-- START AVAILABLE DATA --

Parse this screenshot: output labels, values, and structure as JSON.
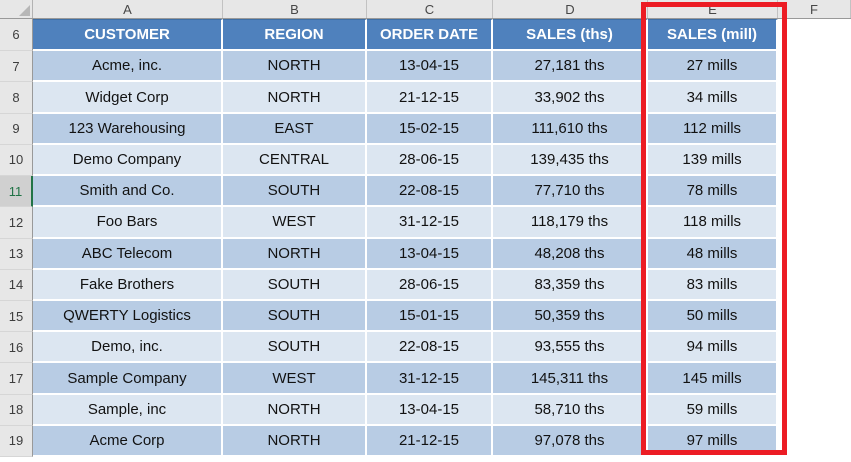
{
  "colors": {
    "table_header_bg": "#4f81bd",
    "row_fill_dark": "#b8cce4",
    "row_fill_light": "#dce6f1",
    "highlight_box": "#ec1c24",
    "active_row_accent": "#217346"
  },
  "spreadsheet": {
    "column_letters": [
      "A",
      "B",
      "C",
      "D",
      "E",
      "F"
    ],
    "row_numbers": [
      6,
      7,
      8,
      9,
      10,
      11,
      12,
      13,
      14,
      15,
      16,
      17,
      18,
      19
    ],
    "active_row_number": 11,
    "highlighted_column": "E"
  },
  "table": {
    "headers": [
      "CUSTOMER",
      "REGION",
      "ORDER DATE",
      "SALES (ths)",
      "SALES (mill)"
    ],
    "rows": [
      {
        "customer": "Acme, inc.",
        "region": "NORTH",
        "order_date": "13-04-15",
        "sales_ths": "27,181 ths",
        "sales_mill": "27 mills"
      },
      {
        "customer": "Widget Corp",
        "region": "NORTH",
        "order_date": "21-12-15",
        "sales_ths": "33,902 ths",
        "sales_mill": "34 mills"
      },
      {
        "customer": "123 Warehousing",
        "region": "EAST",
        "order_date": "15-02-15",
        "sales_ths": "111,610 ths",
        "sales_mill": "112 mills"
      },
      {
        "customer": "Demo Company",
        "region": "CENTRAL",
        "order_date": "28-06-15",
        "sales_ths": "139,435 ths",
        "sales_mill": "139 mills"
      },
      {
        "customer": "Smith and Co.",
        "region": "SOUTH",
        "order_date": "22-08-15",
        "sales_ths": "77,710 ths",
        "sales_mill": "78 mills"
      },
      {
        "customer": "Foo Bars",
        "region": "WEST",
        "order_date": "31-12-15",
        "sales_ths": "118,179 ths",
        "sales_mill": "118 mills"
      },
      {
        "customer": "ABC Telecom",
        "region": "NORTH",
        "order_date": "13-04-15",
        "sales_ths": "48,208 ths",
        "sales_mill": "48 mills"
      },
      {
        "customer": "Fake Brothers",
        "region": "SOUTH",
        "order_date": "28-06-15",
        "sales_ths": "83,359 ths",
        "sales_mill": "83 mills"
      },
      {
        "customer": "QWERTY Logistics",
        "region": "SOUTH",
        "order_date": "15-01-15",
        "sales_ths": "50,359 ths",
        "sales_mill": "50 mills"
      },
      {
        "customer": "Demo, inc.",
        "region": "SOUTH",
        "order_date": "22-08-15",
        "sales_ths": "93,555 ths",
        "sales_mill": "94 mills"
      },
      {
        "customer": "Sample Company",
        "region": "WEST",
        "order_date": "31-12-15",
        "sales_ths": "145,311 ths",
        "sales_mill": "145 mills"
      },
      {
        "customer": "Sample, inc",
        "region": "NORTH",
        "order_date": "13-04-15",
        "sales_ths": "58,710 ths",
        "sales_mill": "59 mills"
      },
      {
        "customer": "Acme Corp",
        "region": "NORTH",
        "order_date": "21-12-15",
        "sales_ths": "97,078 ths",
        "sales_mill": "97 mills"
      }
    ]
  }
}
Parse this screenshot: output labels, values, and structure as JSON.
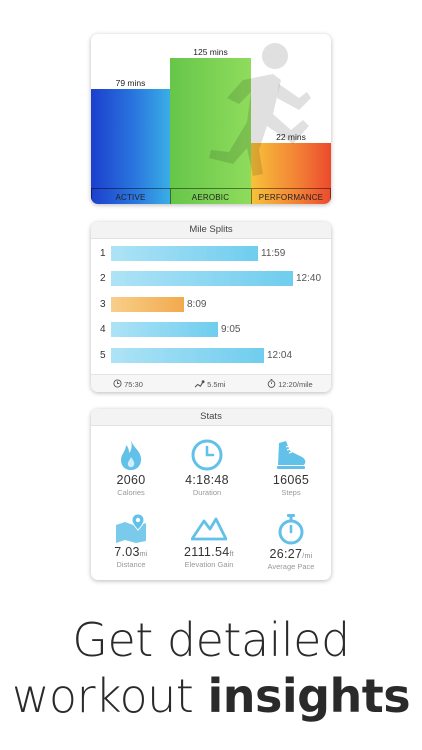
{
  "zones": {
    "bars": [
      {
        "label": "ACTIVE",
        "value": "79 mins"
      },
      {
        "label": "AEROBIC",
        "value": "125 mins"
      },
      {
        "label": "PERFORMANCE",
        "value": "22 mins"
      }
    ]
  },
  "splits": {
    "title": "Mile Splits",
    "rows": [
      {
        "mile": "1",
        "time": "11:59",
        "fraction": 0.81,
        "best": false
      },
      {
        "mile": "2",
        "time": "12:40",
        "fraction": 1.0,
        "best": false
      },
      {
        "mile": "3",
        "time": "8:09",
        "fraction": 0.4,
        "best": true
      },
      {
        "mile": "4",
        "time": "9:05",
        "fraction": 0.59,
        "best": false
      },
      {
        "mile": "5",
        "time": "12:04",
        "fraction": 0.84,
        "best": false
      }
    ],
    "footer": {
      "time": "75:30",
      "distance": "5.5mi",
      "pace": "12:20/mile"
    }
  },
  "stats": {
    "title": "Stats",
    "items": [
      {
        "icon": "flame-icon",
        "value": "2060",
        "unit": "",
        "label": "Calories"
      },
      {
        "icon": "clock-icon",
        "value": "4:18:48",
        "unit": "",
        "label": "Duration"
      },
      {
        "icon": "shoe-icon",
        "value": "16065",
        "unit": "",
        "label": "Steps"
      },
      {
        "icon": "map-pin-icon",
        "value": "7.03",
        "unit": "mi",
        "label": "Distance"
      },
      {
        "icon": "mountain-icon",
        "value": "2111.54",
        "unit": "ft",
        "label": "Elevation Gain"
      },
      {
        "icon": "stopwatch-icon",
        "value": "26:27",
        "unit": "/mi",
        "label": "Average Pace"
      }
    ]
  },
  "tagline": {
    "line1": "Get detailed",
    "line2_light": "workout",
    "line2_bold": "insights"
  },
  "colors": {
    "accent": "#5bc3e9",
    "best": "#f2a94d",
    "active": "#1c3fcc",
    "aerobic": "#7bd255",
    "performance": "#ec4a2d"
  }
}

-- END AVAILABLE DATA --

GIVEN REQUEST:
Reproduce the entries exactly. Do not carry over any picture.

TASK RESPONSE:
Parse this screenshot: output labels, values, and structure as JSON.
{
  "colors": {
    "table_header_bg": "#4f81bd",
    "row_fill_dark": "#b8cce4",
    "row_fill_light": "#dce6f1",
    "highlight_box": "#ec1c24",
    "active_row_accent": "#217346"
  },
  "spreadsheet": {
    "column_letters": [
      "A",
      "B",
      "C",
      "D",
      "E",
      "F"
    ],
    "row_numbers": [
      6,
      7,
      8,
      9,
      10,
      11,
      12,
      13,
      14,
      15,
      16,
      17,
      18,
      19
    ],
    "active_row_number": 11,
    "highlighted_column": "E"
  },
  "table": {
    "headers": [
      "CUSTOMER",
      "REGION",
      "ORDER DATE",
      "SALES (ths)",
      "SALES (mill)"
    ],
    "rows": [
      {
        "customer": "Acme, inc.",
        "region": "NORTH",
        "order_date": "13-04-15",
        "sales_ths": "27,181 ths",
        "sales_mill": "27 mills"
      },
      {
        "customer": "Widget Corp",
        "region": "NORTH",
        "order_date": "21-12-15",
        "sales_ths": "33,902 ths",
        "sales_mill": "34 mills"
      },
      {
        "customer": "123 Warehousing",
        "region": "EAST",
        "order_date": "15-02-15",
        "sales_ths": "111,610 ths",
        "sales_mill": "112 mills"
      },
      {
        "customer": "Demo Company",
        "region": "CENTRAL",
        "order_date": "28-06-15",
        "sales_ths": "139,435 ths",
        "sales_mill": "139 mills"
      },
      {
        "customer": "Smith and Co.",
        "region": "SOUTH",
        "order_date": "22-08-15",
        "sales_ths": "77,710 ths",
        "sales_mill": "78 mills"
      },
      {
        "customer": "Foo Bars",
        "region": "WEST",
        "order_date": "31-12-15",
        "sales_ths": "118,179 ths",
        "sales_mill": "118 mills"
      },
      {
        "customer": "ABC Telecom",
        "region": "NORTH",
        "order_date": "13-04-15",
        "sales_ths": "48,208 ths",
        "sales_mill": "48 mills"
      },
      {
        "customer": "Fake Brothers",
        "region": "SOUTH",
        "order_date": "28-06-15",
        "sales_ths": "83,359 ths",
        "sales_mill": "83 mills"
      },
      {
        "customer": "QWERTY Logistics",
        "region": "SOUTH",
        "order_date": "15-01-15",
        "sales_ths": "50,359 ths",
        "sales_mill": "50 mills"
      },
      {
        "customer": "Demo, inc.",
        "region": "SOUTH",
        "order_date": "22-08-15",
        "sales_ths": "93,555 ths",
        "sales_mill": "94 mills"
      },
      {
        "customer": "Sample Company",
        "region": "WEST",
        "order_date": "31-12-15",
        "sales_ths": "145,311 ths",
        "sales_mill": "145 mills"
      },
      {
        "customer": "Sample, inc",
        "region": "NORTH",
        "order_date": "13-04-15",
        "sales_ths": "58,710 ths",
        "sales_mill": "59 mills"
      },
      {
        "customer": "Acme Corp",
        "region": "NORTH",
        "order_date": "21-12-15",
        "sales_ths": "97,078 ths",
        "sales_mill": "97 mills"
      }
    ]
  }
}
Parse this screenshot: output labels, values, and structure as JSON.
{
  "zones": {
    "bars": [
      {
        "label": "ACTIVE",
        "value": "79 mins"
      },
      {
        "label": "AEROBIC",
        "value": "125 mins"
      },
      {
        "label": "PERFORMANCE",
        "value": "22 mins"
      }
    ]
  },
  "splits": {
    "title": "Mile Splits",
    "rows": [
      {
        "mile": "1",
        "time": "11:59",
        "fraction": 0.81,
        "best": false
      },
      {
        "mile": "2",
        "time": "12:40",
        "fraction": 1.0,
        "best": false
      },
      {
        "mile": "3",
        "time": "8:09",
        "fraction": 0.4,
        "best": true
      },
      {
        "mile": "4",
        "time": "9:05",
        "fraction": 0.59,
        "best": false
      },
      {
        "mile": "5",
        "time": "12:04",
        "fraction": 0.84,
        "best": false
      }
    ],
    "footer": {
      "time": "75:30",
      "distance": "5.5mi",
      "pace": "12:20/mile"
    }
  },
  "stats": {
    "title": "Stats",
    "items": [
      {
        "icon": "flame-icon",
        "value": "2060",
        "unit": "",
        "label": "Calories"
      },
      {
        "icon": "clock-icon",
        "value": "4:18:48",
        "unit": "",
        "label": "Duration"
      },
      {
        "icon": "shoe-icon",
        "value": "16065",
        "unit": "",
        "label": "Steps"
      },
      {
        "icon": "map-pin-icon",
        "value": "7.03",
        "unit": "mi",
        "label": "Distance"
      },
      {
        "icon": "mountain-icon",
        "value": "2111.54",
        "unit": "ft",
        "label": "Elevation Gain"
      },
      {
        "icon": "stopwatch-icon",
        "value": "26:27",
        "unit": "/mi",
        "label": "Average Pace"
      }
    ]
  },
  "tagline": {
    "line1": "Get detailed",
    "line2_light": "workout",
    "line2_bold": "insights"
  },
  "colors": {
    "accent": "#5bc3e9",
    "best": "#f2a94d",
    "active": "#1c3fcc",
    "aerobic": "#7bd255",
    "performance": "#ec4a2d"
  }
}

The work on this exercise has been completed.